## [Brief]
Show all lines from the listing below that contain "tonnes".

[Extracted data entries]
╔══

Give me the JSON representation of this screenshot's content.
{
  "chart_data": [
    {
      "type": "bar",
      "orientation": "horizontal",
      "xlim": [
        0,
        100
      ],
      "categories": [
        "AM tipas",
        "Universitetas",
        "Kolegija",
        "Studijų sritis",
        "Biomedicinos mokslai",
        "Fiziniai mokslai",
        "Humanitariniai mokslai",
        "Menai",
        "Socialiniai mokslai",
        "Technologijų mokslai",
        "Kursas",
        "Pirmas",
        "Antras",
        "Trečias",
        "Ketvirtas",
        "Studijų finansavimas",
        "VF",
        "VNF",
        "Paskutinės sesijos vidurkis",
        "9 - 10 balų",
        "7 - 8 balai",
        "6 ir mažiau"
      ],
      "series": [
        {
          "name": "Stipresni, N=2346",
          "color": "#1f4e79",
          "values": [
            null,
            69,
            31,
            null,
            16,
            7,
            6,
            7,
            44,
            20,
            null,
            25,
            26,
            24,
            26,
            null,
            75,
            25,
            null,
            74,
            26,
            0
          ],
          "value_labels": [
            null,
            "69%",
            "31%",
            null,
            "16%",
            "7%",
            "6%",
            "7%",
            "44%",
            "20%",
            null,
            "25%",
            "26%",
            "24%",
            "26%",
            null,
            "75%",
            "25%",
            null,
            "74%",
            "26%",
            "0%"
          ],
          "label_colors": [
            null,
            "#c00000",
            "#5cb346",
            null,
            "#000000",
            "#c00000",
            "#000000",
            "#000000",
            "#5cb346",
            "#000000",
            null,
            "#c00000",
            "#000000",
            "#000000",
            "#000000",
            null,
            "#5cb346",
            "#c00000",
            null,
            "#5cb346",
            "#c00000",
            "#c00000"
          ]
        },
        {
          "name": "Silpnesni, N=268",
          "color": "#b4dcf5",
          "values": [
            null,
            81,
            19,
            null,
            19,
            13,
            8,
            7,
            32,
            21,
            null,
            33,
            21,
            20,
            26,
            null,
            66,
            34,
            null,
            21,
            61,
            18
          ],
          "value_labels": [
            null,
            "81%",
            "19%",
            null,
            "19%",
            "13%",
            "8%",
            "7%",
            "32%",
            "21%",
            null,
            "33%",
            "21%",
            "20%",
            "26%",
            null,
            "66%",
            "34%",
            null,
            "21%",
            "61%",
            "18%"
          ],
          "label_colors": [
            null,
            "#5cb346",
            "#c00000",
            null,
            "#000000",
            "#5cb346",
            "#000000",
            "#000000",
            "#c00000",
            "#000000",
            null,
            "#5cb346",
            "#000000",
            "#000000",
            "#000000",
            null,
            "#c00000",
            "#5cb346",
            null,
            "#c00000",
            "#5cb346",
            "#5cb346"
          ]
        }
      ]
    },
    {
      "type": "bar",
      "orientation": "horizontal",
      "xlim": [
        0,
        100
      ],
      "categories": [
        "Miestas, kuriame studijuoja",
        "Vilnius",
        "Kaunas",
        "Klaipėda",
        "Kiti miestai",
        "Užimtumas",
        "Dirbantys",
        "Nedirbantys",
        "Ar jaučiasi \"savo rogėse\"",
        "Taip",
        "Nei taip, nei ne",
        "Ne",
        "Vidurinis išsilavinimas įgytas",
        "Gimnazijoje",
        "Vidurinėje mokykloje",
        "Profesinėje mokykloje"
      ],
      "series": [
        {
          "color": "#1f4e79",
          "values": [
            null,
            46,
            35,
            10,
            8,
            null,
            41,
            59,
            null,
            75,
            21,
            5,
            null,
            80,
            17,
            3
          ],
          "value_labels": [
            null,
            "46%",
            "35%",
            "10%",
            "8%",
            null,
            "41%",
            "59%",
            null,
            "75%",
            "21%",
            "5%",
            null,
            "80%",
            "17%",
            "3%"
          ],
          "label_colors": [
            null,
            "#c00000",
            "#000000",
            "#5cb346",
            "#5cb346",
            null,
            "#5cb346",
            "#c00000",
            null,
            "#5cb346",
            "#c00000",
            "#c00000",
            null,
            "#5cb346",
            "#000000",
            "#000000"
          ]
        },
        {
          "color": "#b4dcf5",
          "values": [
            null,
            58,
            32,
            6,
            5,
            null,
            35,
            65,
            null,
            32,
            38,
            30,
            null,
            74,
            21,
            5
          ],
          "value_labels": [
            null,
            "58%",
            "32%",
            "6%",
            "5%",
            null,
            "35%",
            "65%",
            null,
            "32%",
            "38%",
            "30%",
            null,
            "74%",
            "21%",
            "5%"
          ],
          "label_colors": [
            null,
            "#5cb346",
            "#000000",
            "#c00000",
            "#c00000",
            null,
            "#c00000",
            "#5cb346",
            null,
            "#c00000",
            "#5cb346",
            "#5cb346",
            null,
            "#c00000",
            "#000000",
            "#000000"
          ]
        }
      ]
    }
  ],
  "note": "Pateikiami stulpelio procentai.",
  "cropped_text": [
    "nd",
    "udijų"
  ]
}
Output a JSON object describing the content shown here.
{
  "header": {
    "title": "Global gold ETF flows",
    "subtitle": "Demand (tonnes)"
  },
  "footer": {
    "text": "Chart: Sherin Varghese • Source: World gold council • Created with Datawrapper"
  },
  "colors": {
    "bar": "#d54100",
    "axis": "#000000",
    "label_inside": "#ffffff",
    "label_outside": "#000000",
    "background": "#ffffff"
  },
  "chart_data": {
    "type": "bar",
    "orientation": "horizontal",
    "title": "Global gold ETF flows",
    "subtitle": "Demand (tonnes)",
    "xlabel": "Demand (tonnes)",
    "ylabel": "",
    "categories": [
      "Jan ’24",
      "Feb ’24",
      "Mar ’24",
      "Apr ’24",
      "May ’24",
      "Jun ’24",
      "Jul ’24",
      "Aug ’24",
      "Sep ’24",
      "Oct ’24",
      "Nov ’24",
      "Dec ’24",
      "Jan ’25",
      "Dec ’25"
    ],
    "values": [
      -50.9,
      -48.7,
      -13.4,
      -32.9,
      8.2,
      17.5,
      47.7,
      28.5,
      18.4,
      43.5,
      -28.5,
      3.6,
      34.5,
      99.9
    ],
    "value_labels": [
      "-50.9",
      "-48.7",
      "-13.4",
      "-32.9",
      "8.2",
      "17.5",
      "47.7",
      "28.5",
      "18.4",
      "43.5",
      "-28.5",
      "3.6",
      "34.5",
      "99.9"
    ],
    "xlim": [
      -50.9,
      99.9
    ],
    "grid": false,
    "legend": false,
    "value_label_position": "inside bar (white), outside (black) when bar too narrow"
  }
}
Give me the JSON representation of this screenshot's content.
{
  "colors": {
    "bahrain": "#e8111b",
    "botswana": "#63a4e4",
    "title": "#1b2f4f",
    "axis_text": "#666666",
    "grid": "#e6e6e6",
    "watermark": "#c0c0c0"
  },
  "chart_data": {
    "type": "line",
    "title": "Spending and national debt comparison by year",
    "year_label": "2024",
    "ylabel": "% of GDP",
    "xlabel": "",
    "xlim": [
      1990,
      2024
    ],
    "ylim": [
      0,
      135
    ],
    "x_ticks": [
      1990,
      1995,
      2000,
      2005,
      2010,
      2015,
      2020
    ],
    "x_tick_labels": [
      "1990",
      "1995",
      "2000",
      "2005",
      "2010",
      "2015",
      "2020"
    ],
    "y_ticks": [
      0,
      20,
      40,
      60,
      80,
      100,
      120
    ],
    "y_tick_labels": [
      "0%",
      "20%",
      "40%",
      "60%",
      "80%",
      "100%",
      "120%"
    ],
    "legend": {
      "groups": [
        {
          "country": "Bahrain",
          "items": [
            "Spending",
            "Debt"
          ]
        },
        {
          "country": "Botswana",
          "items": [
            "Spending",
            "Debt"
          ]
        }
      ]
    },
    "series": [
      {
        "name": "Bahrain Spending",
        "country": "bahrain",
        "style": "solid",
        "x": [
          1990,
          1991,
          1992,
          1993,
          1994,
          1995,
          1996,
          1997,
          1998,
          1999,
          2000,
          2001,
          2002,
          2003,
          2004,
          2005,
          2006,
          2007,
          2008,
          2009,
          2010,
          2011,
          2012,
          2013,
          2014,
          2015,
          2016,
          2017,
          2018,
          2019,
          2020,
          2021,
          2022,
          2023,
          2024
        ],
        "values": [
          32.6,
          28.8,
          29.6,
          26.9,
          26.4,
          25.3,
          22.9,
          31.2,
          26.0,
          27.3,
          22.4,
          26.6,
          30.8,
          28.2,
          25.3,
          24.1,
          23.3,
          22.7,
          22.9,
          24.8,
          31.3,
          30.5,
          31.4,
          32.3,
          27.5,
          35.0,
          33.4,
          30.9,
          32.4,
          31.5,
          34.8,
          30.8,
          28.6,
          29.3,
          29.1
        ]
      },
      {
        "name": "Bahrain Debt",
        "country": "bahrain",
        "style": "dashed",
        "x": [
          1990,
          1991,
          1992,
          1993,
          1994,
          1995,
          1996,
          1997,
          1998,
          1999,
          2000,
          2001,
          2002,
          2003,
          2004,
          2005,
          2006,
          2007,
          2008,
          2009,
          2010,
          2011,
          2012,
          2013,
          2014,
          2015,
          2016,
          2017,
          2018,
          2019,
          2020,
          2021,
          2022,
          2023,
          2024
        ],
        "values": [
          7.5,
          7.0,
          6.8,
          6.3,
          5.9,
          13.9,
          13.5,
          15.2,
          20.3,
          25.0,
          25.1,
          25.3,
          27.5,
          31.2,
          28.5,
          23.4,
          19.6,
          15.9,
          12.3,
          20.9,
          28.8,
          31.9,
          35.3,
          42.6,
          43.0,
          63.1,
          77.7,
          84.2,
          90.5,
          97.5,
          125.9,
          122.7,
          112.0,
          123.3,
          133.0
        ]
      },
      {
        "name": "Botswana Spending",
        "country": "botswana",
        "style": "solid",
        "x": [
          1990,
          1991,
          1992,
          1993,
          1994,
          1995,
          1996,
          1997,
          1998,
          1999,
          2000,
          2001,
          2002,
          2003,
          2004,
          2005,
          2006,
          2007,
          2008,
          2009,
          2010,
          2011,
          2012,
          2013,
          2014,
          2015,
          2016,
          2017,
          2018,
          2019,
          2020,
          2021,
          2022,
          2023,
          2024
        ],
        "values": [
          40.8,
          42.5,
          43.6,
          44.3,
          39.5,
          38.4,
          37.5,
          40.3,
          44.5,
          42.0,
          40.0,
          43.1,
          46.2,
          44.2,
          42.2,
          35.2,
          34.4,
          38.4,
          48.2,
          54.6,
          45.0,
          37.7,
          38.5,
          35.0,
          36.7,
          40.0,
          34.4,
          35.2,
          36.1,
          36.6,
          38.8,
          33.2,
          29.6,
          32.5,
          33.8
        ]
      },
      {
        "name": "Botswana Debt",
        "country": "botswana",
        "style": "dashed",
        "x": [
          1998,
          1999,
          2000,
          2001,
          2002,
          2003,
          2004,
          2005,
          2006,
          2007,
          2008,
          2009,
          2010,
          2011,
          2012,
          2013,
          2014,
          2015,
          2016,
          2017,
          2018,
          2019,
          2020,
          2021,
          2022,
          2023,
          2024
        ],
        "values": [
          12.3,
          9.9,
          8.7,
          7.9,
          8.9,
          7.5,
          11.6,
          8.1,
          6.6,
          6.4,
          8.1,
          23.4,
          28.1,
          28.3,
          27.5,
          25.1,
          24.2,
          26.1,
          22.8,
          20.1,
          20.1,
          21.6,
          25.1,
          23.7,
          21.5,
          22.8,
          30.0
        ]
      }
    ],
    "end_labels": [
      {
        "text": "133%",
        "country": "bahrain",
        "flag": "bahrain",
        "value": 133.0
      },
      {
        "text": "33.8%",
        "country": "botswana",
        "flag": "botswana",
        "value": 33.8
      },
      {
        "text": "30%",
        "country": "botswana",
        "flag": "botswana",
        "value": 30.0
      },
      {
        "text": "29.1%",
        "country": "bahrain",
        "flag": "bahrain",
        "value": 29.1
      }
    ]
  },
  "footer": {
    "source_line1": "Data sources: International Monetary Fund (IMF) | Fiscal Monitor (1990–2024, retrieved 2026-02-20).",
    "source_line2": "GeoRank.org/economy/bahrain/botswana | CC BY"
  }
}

╚══

## [Response to this exercise]
    "subtitle": "Demand (tonnes)"
    "subtitle": "Demand (tonnes)",
    "xlabel": "Demand (tonnes)",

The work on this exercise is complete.